• Exercise material:
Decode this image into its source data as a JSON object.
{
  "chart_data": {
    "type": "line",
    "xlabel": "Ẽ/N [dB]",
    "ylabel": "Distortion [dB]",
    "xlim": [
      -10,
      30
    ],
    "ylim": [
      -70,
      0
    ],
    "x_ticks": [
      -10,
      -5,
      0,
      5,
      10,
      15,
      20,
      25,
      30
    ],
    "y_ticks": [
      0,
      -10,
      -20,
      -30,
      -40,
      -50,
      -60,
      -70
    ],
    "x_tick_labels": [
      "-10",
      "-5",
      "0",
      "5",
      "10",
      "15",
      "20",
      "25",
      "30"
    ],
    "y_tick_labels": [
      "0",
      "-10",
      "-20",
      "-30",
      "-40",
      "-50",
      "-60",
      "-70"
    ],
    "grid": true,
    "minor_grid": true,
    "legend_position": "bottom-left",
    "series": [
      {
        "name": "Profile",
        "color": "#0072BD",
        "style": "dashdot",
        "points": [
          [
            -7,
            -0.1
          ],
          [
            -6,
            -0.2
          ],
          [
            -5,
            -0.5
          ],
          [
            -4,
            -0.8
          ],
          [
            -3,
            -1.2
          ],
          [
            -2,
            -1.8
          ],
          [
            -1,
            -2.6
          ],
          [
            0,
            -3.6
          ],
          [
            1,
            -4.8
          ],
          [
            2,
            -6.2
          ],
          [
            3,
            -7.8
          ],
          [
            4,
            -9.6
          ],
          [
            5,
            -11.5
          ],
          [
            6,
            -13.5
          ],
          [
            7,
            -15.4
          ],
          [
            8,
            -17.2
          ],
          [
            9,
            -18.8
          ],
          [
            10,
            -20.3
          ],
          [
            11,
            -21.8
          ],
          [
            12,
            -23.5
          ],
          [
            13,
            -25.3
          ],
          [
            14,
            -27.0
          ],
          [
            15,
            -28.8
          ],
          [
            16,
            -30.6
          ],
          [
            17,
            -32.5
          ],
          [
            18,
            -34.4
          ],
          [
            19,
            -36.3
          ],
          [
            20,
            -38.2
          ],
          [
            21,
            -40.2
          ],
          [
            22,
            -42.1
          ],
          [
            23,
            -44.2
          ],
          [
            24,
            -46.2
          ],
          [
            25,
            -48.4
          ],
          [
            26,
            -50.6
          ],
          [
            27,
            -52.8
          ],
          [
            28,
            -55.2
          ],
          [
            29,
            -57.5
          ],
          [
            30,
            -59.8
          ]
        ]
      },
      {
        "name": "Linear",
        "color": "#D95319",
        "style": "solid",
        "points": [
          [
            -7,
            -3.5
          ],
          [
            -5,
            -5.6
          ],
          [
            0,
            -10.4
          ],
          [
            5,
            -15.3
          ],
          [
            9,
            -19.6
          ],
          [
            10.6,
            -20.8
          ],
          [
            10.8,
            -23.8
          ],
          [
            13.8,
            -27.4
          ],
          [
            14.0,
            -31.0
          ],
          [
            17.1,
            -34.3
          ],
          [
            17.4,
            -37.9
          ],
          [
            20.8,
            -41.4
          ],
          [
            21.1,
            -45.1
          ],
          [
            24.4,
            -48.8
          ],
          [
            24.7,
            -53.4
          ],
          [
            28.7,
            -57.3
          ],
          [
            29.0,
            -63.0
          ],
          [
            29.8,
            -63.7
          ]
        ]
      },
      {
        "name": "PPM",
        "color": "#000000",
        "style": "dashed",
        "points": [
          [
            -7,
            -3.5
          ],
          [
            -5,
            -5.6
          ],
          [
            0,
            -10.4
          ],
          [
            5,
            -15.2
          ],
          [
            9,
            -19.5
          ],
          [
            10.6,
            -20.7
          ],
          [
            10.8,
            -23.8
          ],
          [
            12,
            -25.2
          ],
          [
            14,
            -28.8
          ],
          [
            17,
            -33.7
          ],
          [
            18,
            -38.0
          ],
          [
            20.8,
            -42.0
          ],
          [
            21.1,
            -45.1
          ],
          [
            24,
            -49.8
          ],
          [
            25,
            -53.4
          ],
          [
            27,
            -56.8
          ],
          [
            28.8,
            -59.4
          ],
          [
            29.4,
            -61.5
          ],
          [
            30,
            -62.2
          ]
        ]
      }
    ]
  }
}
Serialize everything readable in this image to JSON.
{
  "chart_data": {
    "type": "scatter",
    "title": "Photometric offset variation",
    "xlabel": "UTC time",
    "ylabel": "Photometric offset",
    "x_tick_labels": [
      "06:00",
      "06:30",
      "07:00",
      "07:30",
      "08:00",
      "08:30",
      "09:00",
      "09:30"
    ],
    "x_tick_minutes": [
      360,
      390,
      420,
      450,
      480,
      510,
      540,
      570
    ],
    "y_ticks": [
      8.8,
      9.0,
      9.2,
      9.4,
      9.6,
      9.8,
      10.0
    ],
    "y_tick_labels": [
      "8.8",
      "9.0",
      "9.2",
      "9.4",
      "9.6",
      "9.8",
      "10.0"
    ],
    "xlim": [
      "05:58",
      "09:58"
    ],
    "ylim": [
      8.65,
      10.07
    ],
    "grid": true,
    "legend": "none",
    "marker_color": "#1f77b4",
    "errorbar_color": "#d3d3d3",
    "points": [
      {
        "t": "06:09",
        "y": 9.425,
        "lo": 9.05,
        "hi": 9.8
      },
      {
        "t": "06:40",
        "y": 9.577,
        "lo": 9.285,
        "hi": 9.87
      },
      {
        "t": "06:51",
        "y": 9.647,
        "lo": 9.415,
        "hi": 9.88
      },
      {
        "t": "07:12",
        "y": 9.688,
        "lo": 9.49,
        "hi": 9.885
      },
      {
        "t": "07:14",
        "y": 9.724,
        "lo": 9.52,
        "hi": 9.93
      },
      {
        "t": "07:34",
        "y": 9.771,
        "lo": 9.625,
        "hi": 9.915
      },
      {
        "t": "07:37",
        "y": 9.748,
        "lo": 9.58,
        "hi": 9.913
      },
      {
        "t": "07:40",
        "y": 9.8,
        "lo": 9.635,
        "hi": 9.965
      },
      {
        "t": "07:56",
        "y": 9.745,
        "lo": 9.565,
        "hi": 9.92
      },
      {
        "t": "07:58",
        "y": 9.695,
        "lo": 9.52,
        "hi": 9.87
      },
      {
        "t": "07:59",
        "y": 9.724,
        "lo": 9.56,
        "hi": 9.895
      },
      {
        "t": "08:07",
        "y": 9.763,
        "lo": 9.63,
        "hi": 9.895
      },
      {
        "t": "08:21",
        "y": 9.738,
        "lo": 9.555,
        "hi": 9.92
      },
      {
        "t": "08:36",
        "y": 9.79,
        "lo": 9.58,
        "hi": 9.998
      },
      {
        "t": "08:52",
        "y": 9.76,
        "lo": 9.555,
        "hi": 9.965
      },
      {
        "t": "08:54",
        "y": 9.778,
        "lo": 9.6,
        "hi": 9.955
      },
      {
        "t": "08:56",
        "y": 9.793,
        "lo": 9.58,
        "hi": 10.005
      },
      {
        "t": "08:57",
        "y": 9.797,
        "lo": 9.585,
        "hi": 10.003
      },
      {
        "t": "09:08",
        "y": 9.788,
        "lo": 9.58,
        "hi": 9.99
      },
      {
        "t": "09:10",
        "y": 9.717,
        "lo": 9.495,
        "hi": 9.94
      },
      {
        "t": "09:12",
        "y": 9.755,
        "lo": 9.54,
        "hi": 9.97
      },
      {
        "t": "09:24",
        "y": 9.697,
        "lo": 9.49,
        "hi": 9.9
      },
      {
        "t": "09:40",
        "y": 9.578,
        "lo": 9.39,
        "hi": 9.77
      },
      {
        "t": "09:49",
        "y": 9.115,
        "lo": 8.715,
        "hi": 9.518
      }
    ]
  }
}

• Instruction: From the records above, please extract every line and repeat it exactly.

• Solution to the exercise:
Decode this image into its source data as a JSON object.
{
  "chart_data": {
    "type": "line",
    "xlabel": "Ẽ/N [dB]",
    "ylabel": "Distortion [dB]",
    "xlim": [
      -10,
      30
    ],
    "ylim": [
      -70,
      0
    ],
    "x_ticks": [
      -10,
      -5,
      0,
      5,
      10,
      15,
      20,
      25,
      30
    ],
    "y_ticks": [
      0,
      -10,
      -20,
      -30,
      -40,
      -50,
      -60,
      -70
    ],
    "x_tick_labels": [
      "-10",
      "-5",
      "0",
      "5",
      "10",
      "15",
      "20",
      "25",
      "30"
    ],
    "y_tick_labels": [
      "0",
      "-10",
      "-20",
      "-30",
      "-40",
      "-50",
      "-60",
      "-70"
    ],
    "grid": true,
    "minor_grid": true,
    "legend_position": "bottom-left",
    "series": [
      {
        "name": "Profile",
        "color": "#0072BD",
        "style": "dashdot",
        "points": [
          [
            -7,
            -0.1
          ],
          [
            -6,
            -0.2
          ],
          [
            -5,
            -0.5
          ],
          [
            -4,
            -0.8
          ],
          [
            -3,
            -1.2
          ],
          [
            -2,
            -1.8
          ],
          [
            -1,
            -2.6
          ],
          [
            0,
            -3.6
          ],
          [
            1,
            -4.8
          ],
          [
            2,
            -6.2
          ],
          [
            3,
            -7.8
          ],
          [
            4,
            -9.6
          ],
          [
            5,
            -11.5
          ],
          [
            6,
            -13.5
          ],
          [
            7,
            -15.4
          ],
          [
            8,
            -17.2
          ],
          [
            9,
            -18.8
          ],
          [
            10,
            -20.3
          ],
          [
            11,
            -21.8
          ],
          [
            12,
            -23.5
          ],
          [
            13,
            -25.3
          ],
          [
            14,
            -27.0
          ],
          [
            15,
            -28.8
          ],
          [
            16,
            -30.6
          ],
          [
            17,
            -32.5
          ],
          [
            18,
            -34.4
          ],
          [
            19,
            -36.3
          ],
          [
            20,
            -38.2
          ],
          [
            21,
            -40.2
          ],
          [
            22,
            -42.1
          ],
          [
            23,
            -44.2
          ],
          [
            24,
            -46.2
          ],
          [
            25,
            -48.4
          ],
          [
            26,
            -50.6
          ],
          [
            27,
            -52.8
          ],
          [
            28,
            -55.2
          ],
          [
            29,
            -57.5
          ],
          [
            30,
            -59.8
          ]
        ]
      },
      {
        "name": "Linear",
        "color": "#D95319",
        "style": "solid",
        "points": [
          [
            -7,
            -3.5
          ],
          [
            -5,
            -5.6
          ],
          [
            0,
            -10.4
          ],
          [
            5,
            -15.3
          ],
          [
            9,
            -19.6
          ],
          [
            10.6,
            -20.8
          ],
          [
            10.8,
            -23.8
          ],
          [
            13.8,
            -27.4
          ],
          [
            14.0,
            -31.0
          ],
          [
            17.1,
            -34.3
          ],
          [
            17.4,
            -37.9
          ],
          [
            20.8,
            -41.4
          ],
          [
            21.1,
            -45.1
          ],
          [
            24.4,
            -48.8
          ],
          [
            24.7,
            -53.4
          ],
          [
            28.7,
            -57.3
          ],
          [
            29.0,
            -63.0
          ],
          [
            29.8,
            -63.7
          ]
        ]
      },
      {
        "name": "PPM",
        "color": "#000000",
        "style": "dashed",
        "points": [
          [
            -7,
            -3.5
          ],
          [
            -5,
            -5.6
          ],
          [
            0,
            -10.4
          ],
          [
            5,
            -15.2
          ],
          [
            9,
            -19.5
          ],
          [
            10.6,
            -20.7
          ],
          [
            10.8,
            -23.8
          ],
          [
            12,
            -25.2
          ],
          [
            14,
            -28.8
          ],
          [
            17,
            -33.7
          ],
          [
            18,
            -38.0
          ],
          [
            20.8,
            -42.0
          ],
          [
            21.1,
            -45.1
          ],
          [
            24,
            -49.8
          ],
          [
            25,
            -53.4
          ],
          [
            27,
            -56.8
          ],
          [
            28.8,
            -59.4
          ],
          [
            29.4,
            -61.5
          ],
          [
            30,
            -62.2
          ]
        ]
      }
    ]
  }
}
Serialize everything readable in this image to JSON.
{
  "chart_data": {
    "type": "scatter",
    "title": "Photometric offset variation",
    "xlabel": "UTC time",
    "ylabel": "Photometric offset",
    "x_tick_labels": [
      "06:00",
      "06:30",
      "07:00",
      "07:30",
      "08:00",
      "08:30",
      "09:00",
      "09:30"
    ],
    "x_tick_minutes": [
      360,
      390,
      420,
      450,
      480,
      510,
      540,
      570
    ],
    "y_ticks": [
      8.8,
      9.0,
      9.2,
      9.4,
      9.6,
      9.8,
      10.0
    ],
    "y_tick_labels": [
      "8.8",
      "9.0",
      "9.2",
      "9.4",
      "9.6",
      "9.8",
      "10.0"
    ],
    "xlim": [
      "05:58",
      "09:58"
    ],
    "ylim": [
      8.65,
      10.07
    ],
    "grid": true,
    "legend": "none",
    "marker_color": "#1f77b4",
    "errorbar_color": "#d3d3d3",
    "points": [
      {
        "t": "06:09",
        "y": 9.425,
        "lo": 9.05,
        "hi": 9.8
      },
      {
        "t": "06:40",
        "y": 9.577,
        "lo": 9.285,
        "hi": 9.87
      },
      {
        "t": "06:51",
        "y": 9.647,
        "lo": 9.415,
        "hi": 9.88
      },
      {
        "t": "07:12",
        "y": 9.688,
        "lo": 9.49,
        "hi": 9.885
      },
      {
        "t": "07:14",
        "y": 9.724,
        "lo": 9.52,
        "hi": 9.93
      },
      {
        "t": "07:34",
        "y": 9.771,
        "lo": 9.625,
        "hi": 9.915
      },
      {
        "t": "07:37",
        "y": 9.748,
        "lo": 9.58,
        "hi": 9.913
      },
      {
        "t": "07:40",
        "y": 9.8,
        "lo": 9.635,
        "hi": 9.965
      },
      {
        "t": "07:56",
        "y": 9.745,
        "lo": 9.565,
        "hi": 9.92
      },
      {
        "t": "07:58",
        "y": 9.695,
        "lo": 9.52,
        "hi": 9.87
      },
      {
        "t": "07:59",
        "y": 9.724,
        "lo": 9.56,
        "hi": 9.895
      },
      {
        "t": "08:07",
        "y": 9.763,
        "lo": 9.63,
        "hi": 9.895
      },
      {
        "t": "08:21",
        "y": 9.738,
        "lo": 9.555,
        "hi": 9.92
      },
      {
        "t": "08:36",
        "y": 9.79,
        "lo": 9.58,
        "hi": 9.998
      },
      {
        "t": "08:52",
        "y": 9.76,
        "lo": 9.555,
        "hi": 9.965
      },
      {
        "t": "08:54",
        "y": 9.778,
        "lo": 9.6,
        "hi": 9.955
      },
      {
        "t": "08:56",
        "y": 9.793,
        "lo": 9.58,
        "hi": 10.005
      },
      {
        "t": "08:57",
        "y": 9.797,
        "lo": 9.585,
        "hi": 10.003
      },
      {
        "t": "09:08",
        "y": 9.788,
        "lo": 9.58,
        "hi": 9.99
      },
      {
        "t": "09:10",
        "y": 9.717,
        "lo": 9.495,
        "hi": 9.94
      },
      {
        "t": "09:12",
        "y": 9.755,
        "lo": 9.54,
        "hi": 9.97
      },
      {
        "t": "09:24",
        "y": 9.697,
        "lo": 9.49,
        "hi": 9.9
      },
      {
        "t": "09:40",
        "y": 9.578,
        "lo": 9.39,
        "hi": 9.77
      },
      {
        "t": "09:49",
        "y": 9.115,
        "lo": 8.715,
        "hi": 9.518
      }
    ]
  }
}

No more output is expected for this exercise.